[DATA ROWS start]
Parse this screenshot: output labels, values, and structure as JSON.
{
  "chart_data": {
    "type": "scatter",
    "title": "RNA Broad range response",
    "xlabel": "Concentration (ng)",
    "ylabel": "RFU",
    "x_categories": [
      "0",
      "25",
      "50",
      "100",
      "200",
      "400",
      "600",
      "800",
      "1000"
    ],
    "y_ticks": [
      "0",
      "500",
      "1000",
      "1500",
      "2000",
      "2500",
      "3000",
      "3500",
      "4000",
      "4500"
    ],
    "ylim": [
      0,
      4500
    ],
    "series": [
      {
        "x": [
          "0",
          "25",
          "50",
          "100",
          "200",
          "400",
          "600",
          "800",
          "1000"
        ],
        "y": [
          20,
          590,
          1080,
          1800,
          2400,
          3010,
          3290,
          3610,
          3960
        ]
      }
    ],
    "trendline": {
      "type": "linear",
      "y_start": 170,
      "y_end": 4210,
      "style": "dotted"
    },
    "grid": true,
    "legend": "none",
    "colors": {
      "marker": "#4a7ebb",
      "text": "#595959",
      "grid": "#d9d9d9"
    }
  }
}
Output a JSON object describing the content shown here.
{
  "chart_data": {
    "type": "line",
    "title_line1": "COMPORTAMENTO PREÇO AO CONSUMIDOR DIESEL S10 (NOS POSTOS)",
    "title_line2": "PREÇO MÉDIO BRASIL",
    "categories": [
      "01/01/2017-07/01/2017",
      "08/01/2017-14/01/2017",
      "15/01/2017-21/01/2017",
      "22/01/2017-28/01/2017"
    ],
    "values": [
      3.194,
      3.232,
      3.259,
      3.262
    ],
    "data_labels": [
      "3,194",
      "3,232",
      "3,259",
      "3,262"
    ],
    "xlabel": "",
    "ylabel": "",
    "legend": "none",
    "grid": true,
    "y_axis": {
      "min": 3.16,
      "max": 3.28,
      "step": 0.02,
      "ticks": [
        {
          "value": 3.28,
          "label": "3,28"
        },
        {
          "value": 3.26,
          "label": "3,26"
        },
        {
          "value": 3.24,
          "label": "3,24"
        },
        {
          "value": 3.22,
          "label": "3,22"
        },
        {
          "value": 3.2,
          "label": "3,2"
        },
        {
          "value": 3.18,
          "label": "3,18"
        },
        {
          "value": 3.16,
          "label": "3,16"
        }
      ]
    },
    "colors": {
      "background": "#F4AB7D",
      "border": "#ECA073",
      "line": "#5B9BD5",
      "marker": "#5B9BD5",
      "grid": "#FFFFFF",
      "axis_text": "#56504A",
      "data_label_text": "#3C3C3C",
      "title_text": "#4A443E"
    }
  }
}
[DATA ROWS end]
# DIRECTIONS:
Copy out the full listing exactly.

# WORKED ANSWER:
Parse this screenshot: output labels, values, and structure as JSON.
{
  "chart_data": {
    "type": "scatter",
    "title": "RNA Broad range response",
    "xlabel": "Concentration (ng)",
    "ylabel": "RFU",
    "x_categories": [
      "0",
      "25",
      "50",
      "100",
      "200",
      "400",
      "600",
      "800",
      "1000"
    ],
    "y_ticks": [
      "0",
      "500",
      "1000",
      "1500",
      "2000",
      "2500",
      "3000",
      "3500",
      "4000",
      "4500"
    ],
    "ylim": [
      0,
      4500
    ],
    "series": [
      {
        "x": [
          "0",
          "25",
          "50",
          "100",
          "200",
          "400",
          "600",
          "800",
          "1000"
        ],
        "y": [
          20,
          590,
          1080,
          1800,
          2400,
          3010,
          3290,
          3610,
          3960
        ]
      }
    ],
    "trendline": {
      "type": "linear",
      "y_start": 170,
      "y_end": 4210,
      "style": "dotted"
    },
    "grid": true,
    "legend": "none",
    "colors": {
      "marker": "#4a7ebb",
      "text": "#595959",
      "grid": "#d9d9d9"
    }
  }
}
Output a JSON object describing the content shown here.
{
  "chart_data": {
    "type": "line",
    "title_line1": "COMPORTAMENTO PREÇO AO CONSUMIDOR DIESEL S10 (NOS POSTOS)",
    "title_line2": "PREÇO MÉDIO BRASIL",
    "categories": [
      "01/01/2017-07/01/2017",
      "08/01/2017-14/01/2017",
      "15/01/2017-21/01/2017",
      "22/01/2017-28/01/2017"
    ],
    "values": [
      3.194,
      3.232,
      3.259,
      3.262
    ],
    "data_labels": [
      "3,194",
      "3,232",
      "3,259",
      "3,262"
    ],
    "xlabel": "",
    "ylabel": "",
    "legend": "none",
    "grid": true,
    "y_axis": {
      "min": 3.16,
      "max": 3.28,
      "step": 0.02,
      "ticks": [
        {
          "value": 3.28,
          "label": "3,28"
        },
        {
          "value": 3.26,
          "label": "3,26"
        },
        {
          "value": 3.24,
          "label": "3,24"
        },
        {
          "value": 3.22,
          "label": "3,22"
        },
        {
          "value": 3.2,
          "label": "3,2"
        },
        {
          "value": 3.18,
          "label": "3,18"
        },
        {
          "value": 3.16,
          "label": "3,16"
        }
      ]
    },
    "colors": {
      "background": "#F4AB7D",
      "border": "#ECA073",
      "line": "#5B9BD5",
      "marker": "#5B9BD5",
      "grid": "#FFFFFF",
      "axis_text": "#56504A",
      "data_label_text": "#3C3C3C",
      "title_text": "#4A443E"
    }
  }
}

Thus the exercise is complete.